- THE EXERCISE -
Of all the lines in the material below, how many include the string "ABSENT"? Give the number only.

- SUPPLIED MATERIAL -
>> START

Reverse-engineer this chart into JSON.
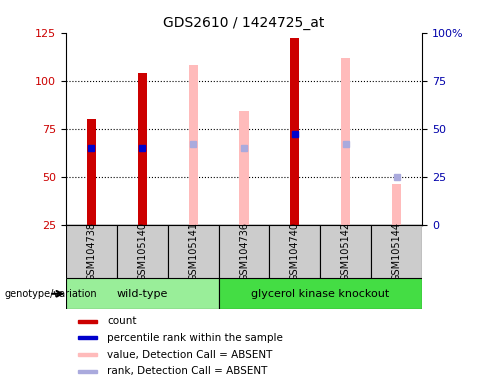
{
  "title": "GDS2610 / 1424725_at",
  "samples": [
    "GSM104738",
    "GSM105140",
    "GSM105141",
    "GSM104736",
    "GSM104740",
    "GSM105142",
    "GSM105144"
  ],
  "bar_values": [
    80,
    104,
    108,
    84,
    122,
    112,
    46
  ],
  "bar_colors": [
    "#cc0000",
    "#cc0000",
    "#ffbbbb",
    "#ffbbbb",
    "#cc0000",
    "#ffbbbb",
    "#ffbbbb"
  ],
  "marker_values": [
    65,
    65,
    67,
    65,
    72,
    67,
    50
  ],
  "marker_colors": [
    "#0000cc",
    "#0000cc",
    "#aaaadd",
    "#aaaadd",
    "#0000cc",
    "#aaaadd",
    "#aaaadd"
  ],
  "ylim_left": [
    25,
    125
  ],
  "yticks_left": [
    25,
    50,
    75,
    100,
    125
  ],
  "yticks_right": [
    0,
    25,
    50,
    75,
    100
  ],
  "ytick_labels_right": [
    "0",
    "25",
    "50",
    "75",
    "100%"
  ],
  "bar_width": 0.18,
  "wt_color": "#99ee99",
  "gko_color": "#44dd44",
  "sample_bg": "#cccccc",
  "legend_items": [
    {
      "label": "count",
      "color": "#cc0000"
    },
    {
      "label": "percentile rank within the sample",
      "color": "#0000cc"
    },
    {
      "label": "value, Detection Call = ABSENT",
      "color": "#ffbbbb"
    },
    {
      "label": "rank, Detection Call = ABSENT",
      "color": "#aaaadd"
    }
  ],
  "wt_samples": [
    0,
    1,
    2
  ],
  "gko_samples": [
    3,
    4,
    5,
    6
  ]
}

>> END
>> START

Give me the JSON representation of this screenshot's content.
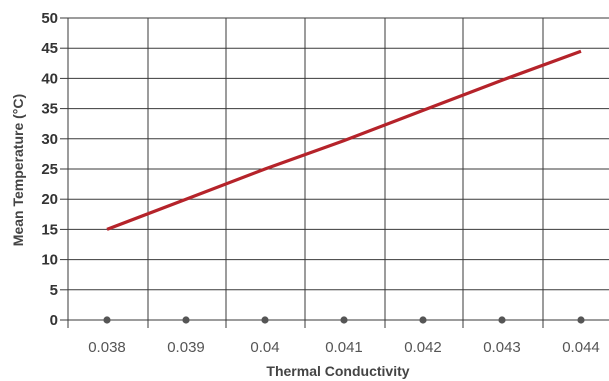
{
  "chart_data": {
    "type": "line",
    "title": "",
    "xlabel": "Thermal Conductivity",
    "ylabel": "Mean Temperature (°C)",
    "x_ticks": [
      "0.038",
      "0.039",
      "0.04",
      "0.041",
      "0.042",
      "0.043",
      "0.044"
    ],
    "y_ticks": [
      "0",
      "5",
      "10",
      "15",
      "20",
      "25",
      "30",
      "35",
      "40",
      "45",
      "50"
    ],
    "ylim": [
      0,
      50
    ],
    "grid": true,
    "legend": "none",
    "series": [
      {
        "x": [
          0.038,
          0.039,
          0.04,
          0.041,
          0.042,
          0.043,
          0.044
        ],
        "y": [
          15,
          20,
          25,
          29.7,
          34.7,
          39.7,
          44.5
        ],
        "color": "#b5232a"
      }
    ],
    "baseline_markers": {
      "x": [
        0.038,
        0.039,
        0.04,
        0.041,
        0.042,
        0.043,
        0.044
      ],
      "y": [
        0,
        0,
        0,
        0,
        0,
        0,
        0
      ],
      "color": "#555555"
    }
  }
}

>> END

- TASK ANSWER -
2